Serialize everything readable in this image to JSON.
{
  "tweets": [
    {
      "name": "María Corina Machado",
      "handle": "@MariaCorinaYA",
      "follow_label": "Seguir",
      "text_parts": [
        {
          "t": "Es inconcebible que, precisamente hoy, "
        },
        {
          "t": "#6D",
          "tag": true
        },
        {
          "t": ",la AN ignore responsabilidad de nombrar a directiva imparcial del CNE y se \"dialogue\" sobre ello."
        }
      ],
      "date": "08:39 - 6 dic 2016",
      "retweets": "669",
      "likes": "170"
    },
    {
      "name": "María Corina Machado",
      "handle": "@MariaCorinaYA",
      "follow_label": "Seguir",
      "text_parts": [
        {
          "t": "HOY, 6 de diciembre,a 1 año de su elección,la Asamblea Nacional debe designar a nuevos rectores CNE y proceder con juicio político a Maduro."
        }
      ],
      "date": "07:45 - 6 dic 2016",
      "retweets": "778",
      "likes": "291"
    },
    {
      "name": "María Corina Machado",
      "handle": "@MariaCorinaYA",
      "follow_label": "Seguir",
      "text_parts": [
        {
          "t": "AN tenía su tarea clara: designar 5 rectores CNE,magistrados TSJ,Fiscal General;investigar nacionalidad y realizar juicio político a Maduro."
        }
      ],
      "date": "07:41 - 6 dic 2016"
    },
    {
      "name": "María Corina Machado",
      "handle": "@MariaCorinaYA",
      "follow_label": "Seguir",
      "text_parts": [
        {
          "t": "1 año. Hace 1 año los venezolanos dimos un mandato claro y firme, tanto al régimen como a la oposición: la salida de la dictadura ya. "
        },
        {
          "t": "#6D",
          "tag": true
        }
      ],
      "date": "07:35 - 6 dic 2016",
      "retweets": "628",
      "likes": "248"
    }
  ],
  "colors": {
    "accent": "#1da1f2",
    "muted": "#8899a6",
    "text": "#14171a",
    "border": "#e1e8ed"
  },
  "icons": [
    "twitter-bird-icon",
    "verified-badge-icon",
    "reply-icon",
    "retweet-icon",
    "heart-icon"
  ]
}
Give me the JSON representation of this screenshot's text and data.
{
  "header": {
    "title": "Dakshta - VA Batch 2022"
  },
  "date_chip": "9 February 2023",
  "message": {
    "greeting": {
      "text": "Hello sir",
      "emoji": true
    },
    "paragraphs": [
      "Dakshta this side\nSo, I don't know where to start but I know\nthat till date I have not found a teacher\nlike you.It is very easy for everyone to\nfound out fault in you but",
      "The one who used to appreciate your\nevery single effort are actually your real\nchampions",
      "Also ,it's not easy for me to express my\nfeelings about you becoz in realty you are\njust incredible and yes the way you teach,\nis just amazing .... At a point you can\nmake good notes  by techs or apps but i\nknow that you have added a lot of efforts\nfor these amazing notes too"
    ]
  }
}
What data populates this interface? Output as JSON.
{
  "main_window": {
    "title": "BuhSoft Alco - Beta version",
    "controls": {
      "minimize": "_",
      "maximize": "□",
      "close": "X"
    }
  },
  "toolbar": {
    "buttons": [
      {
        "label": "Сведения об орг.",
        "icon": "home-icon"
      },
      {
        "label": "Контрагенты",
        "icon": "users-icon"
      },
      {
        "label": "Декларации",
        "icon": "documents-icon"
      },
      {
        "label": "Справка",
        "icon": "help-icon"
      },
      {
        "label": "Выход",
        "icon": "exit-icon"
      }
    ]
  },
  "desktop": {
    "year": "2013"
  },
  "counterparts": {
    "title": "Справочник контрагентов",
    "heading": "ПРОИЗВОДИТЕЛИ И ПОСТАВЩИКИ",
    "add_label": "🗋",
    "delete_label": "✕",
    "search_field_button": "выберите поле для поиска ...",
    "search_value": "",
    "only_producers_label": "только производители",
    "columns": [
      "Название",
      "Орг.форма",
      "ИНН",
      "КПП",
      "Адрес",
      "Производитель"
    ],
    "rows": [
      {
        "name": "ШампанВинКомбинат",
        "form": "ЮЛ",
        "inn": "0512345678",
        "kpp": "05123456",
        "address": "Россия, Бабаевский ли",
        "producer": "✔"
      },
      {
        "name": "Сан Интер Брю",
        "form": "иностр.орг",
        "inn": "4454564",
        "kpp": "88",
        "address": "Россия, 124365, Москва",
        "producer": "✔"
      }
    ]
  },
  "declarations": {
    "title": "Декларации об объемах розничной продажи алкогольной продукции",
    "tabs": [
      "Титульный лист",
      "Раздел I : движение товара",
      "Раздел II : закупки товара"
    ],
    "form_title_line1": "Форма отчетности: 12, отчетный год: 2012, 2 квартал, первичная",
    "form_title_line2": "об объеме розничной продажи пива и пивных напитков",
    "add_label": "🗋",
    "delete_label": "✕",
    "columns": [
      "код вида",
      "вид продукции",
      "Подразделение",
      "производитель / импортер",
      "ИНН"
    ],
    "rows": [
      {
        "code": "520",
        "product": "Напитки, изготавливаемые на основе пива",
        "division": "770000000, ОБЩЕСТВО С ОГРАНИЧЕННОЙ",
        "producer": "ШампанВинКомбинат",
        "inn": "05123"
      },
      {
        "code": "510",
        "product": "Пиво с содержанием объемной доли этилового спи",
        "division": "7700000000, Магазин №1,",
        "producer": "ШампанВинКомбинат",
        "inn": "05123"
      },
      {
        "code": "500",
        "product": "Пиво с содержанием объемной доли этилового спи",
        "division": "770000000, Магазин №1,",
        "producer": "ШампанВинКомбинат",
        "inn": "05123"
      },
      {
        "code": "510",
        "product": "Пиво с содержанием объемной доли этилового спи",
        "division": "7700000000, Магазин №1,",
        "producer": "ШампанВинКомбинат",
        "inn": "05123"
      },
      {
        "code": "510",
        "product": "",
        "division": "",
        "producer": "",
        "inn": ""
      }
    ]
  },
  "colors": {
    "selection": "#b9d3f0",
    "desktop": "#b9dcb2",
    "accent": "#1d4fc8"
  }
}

What you need to do: Take the listing above and write it out again exactly.

Completed task:
Serialize everything readable in this image to JSON.
{
  "tweets": [
    {
      "name": "María Corina Machado",
      "handle": "@MariaCorinaYA",
      "follow_label": "Seguir",
      "text_parts": [
        {
          "t": "Es inconcebible que, precisamente hoy, "
        },
        {
          "t": "#6D",
          "tag": true
        },
        {
          "t": ",la AN ignore responsabilidad de nombrar a directiva imparcial del CNE y se \"dialogue\" sobre ello."
        }
      ],
      "date": "08:39 - 6 dic 2016",
      "retweets": "669",
      "likes": "170"
    },
    {
      "name": "María Corina Machado",
      "handle": "@MariaCorinaYA",
      "follow_label": "Seguir",
      "text_parts": [
        {
          "t": "HOY, 6 de diciembre,a 1 año de su elección,la Asamblea Nacional debe designar a nuevos rectores CNE y proceder con juicio político a Maduro."
        }
      ],
      "date": "07:45 - 6 dic 2016",
      "retweets": "778",
      "likes": "291"
    },
    {
      "name": "María Corina Machado",
      "handle": "@MariaCorinaYA",
      "follow_label": "Seguir",
      "text_parts": [
        {
          "t": "AN tenía su tarea clara: designar 5 rectores CNE,magistrados TSJ,Fiscal General;investigar nacionalidad y realizar juicio político a Maduro."
        }
      ],
      "date": "07:41 - 6 dic 2016"
    },
    {
      "name": "María Corina Machado",
      "handle": "@MariaCorinaYA",
      "follow_label": "Seguir",
      "text_parts": [
        {
          "t": "1 año. Hace 1 año los venezolanos dimos un mandato claro y firme, tanto al régimen como a la oposición: la salida de la dictadura ya. "
        },
        {
          "t": "#6D",
          "tag": true
        }
      ],
      "date": "07:35 - 6 dic 2016",
      "retweets": "628",
      "likes": "248"
    }
  ],
  "colors": {
    "accent": "#1da1f2",
    "muted": "#8899a6",
    "text": "#14171a",
    "border": "#e1e8ed"
  },
  "icons": [
    "twitter-bird-icon",
    "verified-badge-icon",
    "reply-icon",
    "retweet-icon",
    "heart-icon"
  ]
}
Give me the JSON representation of this screenshot's text and data.
{
  "header": {
    "title": "Dakshta - VA Batch 2022"
  },
  "date_chip": "9 February 2023",
  "message": {
    "greeting": {
      "text": "Hello sir",
      "emoji": true
    },
    "paragraphs": [
      "Dakshta this side\nSo, I don't know where to start but I know\nthat till date I have not found a teacher\nlike you.It is very easy for everyone to\nfound out fault in you but",
      "The one who used to appreciate your\nevery single effort are actually your real\nchampions",
      "Also ,it's not easy for me to express my\nfeelings about you becoz in realty you are\njust incredible and yes the way you teach,\nis just amazing .... At a point you can\nmake good notes  by techs or apps but i\nknow that you have added a lot of efforts\nfor these amazing notes too"
    ]
  }
}
What data populates this interface? Output as JSON.
{
  "main_window": {
    "title": "BuhSoft Alco - Beta version",
    "controls": {
      "minimize": "_",
      "maximize": "□",
      "close": "X"
    }
  },
  "toolbar": {
    "buttons": [
      {
        "label": "Сведения об орг.",
        "icon": "home-icon"
      },
      {
        "label": "Контрагенты",
        "icon": "users-icon"
      },
      {
        "label": "Декларации",
        "icon": "documents-icon"
      },
      {
        "label": "Справка",
        "icon": "help-icon"
      },
      {
        "label": "Выход",
        "icon": "exit-icon"
      }
    ]
  },
  "desktop": {
    "year": "2013"
  },
  "counterparts": {
    "title": "Справочник контрагентов",
    "heading": "ПРОИЗВОДИТЕЛИ И ПОСТАВЩИКИ",
    "add_label": "🗋",
    "delete_label": "✕",
    "search_field_button": "выберите поле для поиска ...",
    "search_value": "",
    "only_producers_label": "только производители",
    "columns": [
      "Название",
      "Орг.форма",
      "ИНН",
      "КПП",
      "Адрес",
      "Производитель"
    ],
    "rows": [
      {
        "name": "ШампанВинКомбинат",
        "form": "ЮЛ",
        "inn": "0512345678",
        "kpp": "05123456",
        "address": "Россия, Бабаевский ли",
        "producer": "✔"
      },
      {
        "name": "Сан Интер Брю",
        "form": "иностр.орг",
        "inn": "4454564",
        "kpp": "88",
        "address": "Россия, 124365, Москва",
        "producer": "✔"
      }
    ]
  },
  "declarations": {
    "title": "Декларации об объемах розничной продажи алкогольной продукции",
    "tabs": [
      "Титульный лист",
      "Раздел I : движение товара",
      "Раздел II : закупки товара"
    ],
    "form_title_line1": "Форма отчетности: 12, отчетный год: 2012, 2 квартал, первичная",
    "form_title_line2": "об объеме розничной продажи пива и пивных напитков",
    "add_label": "🗋",
    "delete_label": "✕",
    "columns": [
      "код вида",
      "вид продукции",
      "Подразделение",
      "производитель / импортер",
      "ИНН"
    ],
    "rows": [
      {
        "code": "520",
        "product": "Напитки, изготавливаемые на основе пива",
        "division": "770000000, ОБЩЕСТВО С ОГРАНИЧЕННОЙ",
        "producer": "ШампанВинКомбинат",
        "inn": "05123"
      },
      {
        "code": "510",
        "product": "Пиво с содержанием объемной доли этилового спи",
        "division": "7700000000, Магазин №1,",
        "producer": "ШампанВинКомбинат",
        "inn": "05123"
      },
      {
        "code": "500",
        "product": "Пиво с содержанием объемной доли этилового спи",
        "division": "770000000, Магазин №1,",
        "producer": "ШампанВинКомбинат",
        "inn": "05123"
      },
      {
        "code": "510",
        "product": "Пиво с содержанием объемной доли этилового спи",
        "division": "7700000000, Магазин №1,",
        "producer": "ШампанВинКомбинат",
        "inn": "05123"
      },
      {
        "code": "510",
        "product": "",
        "division": "",
        "producer": "",
        "inn": ""
      }
    ]
  },
  "colors": {
    "selection": "#b9d3f0",
    "desktop": "#b9dcb2",
    "accent": "#1d4fc8"
  }
}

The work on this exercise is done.